:: Material for this task ::
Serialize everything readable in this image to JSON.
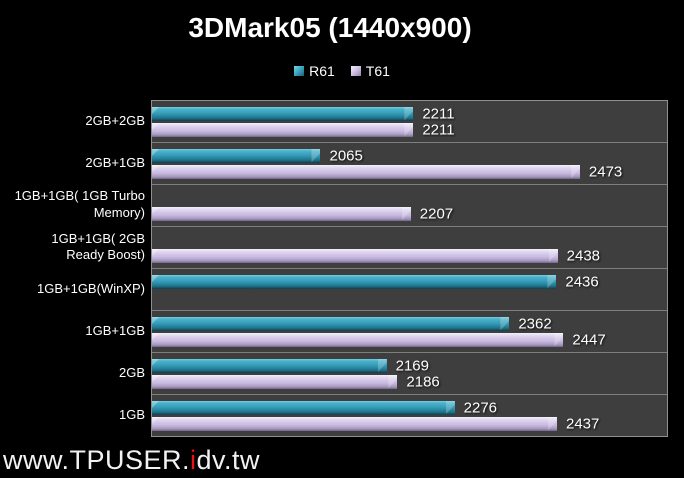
{
  "title": "3DMark05 (1440x900)",
  "legend": {
    "position": "top",
    "entries": [
      {
        "label": "R61",
        "marker": "teal-3d-square"
      },
      {
        "label": "T61",
        "marker": "lavender-3d-square"
      }
    ]
  },
  "watermark": {
    "prefix": "www.TPUSER.",
    "red_letter": "i",
    "suffix": "dv.tw"
  },
  "colors": {
    "background": "#000000",
    "plot_background": "#3e3e3e",
    "gridline": "#7e7e7e",
    "plot_border": "#909090",
    "series_r61": "#3aa2bd",
    "series_t61": "#cdc1e3",
    "text": "#ffffff",
    "watermark_red": "#ee1111"
  },
  "chart_data": {
    "type": "bar",
    "orientation": "horizontal",
    "title": "3DMark05 (1440x900)",
    "xlabel": "",
    "ylabel": "",
    "xlim": [
      1800,
      2610
    ],
    "grid": "category-separators-only",
    "value_labels": true,
    "legend_position": "top-center",
    "categories": [
      "2GB+2GB",
      "2GB+1GB",
      "1GB+1GB( 1GB Turbo Memory)",
      "1GB+1GB( 2GB Ready Boost)",
      "1GB+1GB(WinXP)",
      "1GB+1GB",
      "2GB",
      "1GB"
    ],
    "series": [
      {
        "name": "R61",
        "color": "#3aa2bd",
        "values": [
          2211,
          2065,
          null,
          null,
          2436,
          2362,
          2169,
          2276
        ]
      },
      {
        "name": "T61",
        "color": "#cdc1e3",
        "values": [
          2211,
          2473,
          2207,
          2438,
          null,
          2447,
          2186,
          2437
        ]
      }
    ]
  }
}
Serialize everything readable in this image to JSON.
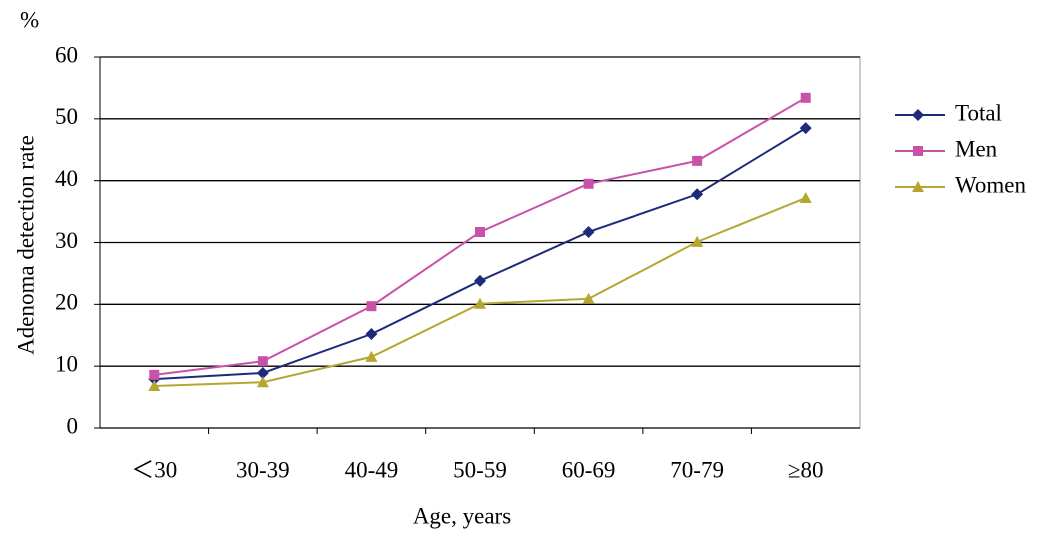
{
  "chart_data": {
    "type": "line",
    "y_unit": "%",
    "y_label": "Adenoma detection rate",
    "x_label": "Age, years",
    "categories": [
      "＜30",
      "30-39",
      "40-49",
      "50-59",
      "60-69",
      "70-79",
      "≥80"
    ],
    "series": [
      {
        "name": "Total",
        "color": "#1f2a7a",
        "marker": "diamond",
        "values": [
          7.9,
          8.9,
          15.2,
          23.8,
          31.7,
          37.8,
          48.5
        ]
      },
      {
        "name": "Men",
        "color": "#c852a8",
        "marker": "square",
        "values": [
          8.6,
          10.8,
          19.7,
          31.7,
          39.5,
          43.2,
          53.4
        ]
      },
      {
        "name": "Women",
        "color": "#b5a631",
        "marker": "triangle",
        "values": [
          6.8,
          7.4,
          11.5,
          20.1,
          20.9,
          30.1,
          37.2
        ]
      }
    ],
    "ylim": [
      0,
      60
    ],
    "yticks": [
      0,
      10,
      20,
      30,
      40,
      50,
      60
    ],
    "grid": true,
    "legend": "right"
  }
}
:::
Work to be completed — Omit every picture, and otherwise quote the entries exactly.

Solution to this problem —
Serialize everything readable in this image to JSON.
{
  "title": "3DMark05 (1440x900)",
  "legend": {
    "position": "top",
    "entries": [
      {
        "label": "R61",
        "marker": "teal-3d-square"
      },
      {
        "label": "T61",
        "marker": "lavender-3d-square"
      }
    ]
  },
  "watermark": {
    "prefix": "www.TPUSER.",
    "red_letter": "i",
    "suffix": "dv.tw"
  },
  "colors": {
    "background": "#000000",
    "plot_background": "#3e3e3e",
    "gridline": "#7e7e7e",
    "plot_border": "#909090",
    "series_r61": "#3aa2bd",
    "series_t61": "#cdc1e3",
    "text": "#ffffff",
    "watermark_red": "#ee1111"
  },
  "chart_data": {
    "type": "bar",
    "orientation": "horizontal",
    "title": "3DMark05 (1440x900)",
    "xlabel": "",
    "ylabel": "",
    "xlim": [
      1800,
      2610
    ],
    "grid": "category-separators-only",
    "value_labels": true,
    "legend_position": "top-center",
    "categories": [
      "2GB+2GB",
      "2GB+1GB",
      "1GB+1GB( 1GB Turbo Memory)",
      "1GB+1GB( 2GB Ready Boost)",
      "1GB+1GB(WinXP)",
      "1GB+1GB",
      "2GB",
      "1GB"
    ],
    "series": [
      {
        "name": "R61",
        "color": "#3aa2bd",
        "values": [
          2211,
          2065,
          null,
          null,
          2436,
          2362,
          2169,
          2276
        ]
      },
      {
        "name": "T61",
        "color": "#cdc1e3",
        "values": [
          2211,
          2473,
          2207,
          2438,
          null,
          2447,
          2186,
          2437
        ]
      }
    ]
  }
}
Serialize everything readable in this image to JSON.
{
  "chart_data": {
    "type": "line",
    "y_unit": "%",
    "y_label": "Adenoma detection rate",
    "x_label": "Age, years",
    "categories": [
      "＜30",
      "30-39",
      "40-49",
      "50-59",
      "60-69",
      "70-79",
      "≥80"
    ],
    "series": [
      {
        "name": "Total",
        "color": "#1f2a7a",
        "marker": "diamond",
        "values": [
          7.9,
          8.9,
          15.2,
          23.8,
          31.7,
          37.8,
          48.5
        ]
      },
      {
        "name": "Men",
        "color": "#c852a8",
        "marker": "square",
        "values": [
          8.6,
          10.8,
          19.7,
          31.7,
          39.5,
          43.2,
          53.4
        ]
      },
      {
        "name": "Women",
        "color": "#b5a631",
        "marker": "triangle",
        "values": [
          6.8,
          7.4,
          11.5,
          20.1,
          20.9,
          30.1,
          37.2
        ]
      }
    ],
    "ylim": [
      0,
      60
    ],
    "yticks": [
      0,
      10,
      20,
      30,
      40,
      50,
      60
    ],
    "grid": true,
    "legend": "right"
  }
}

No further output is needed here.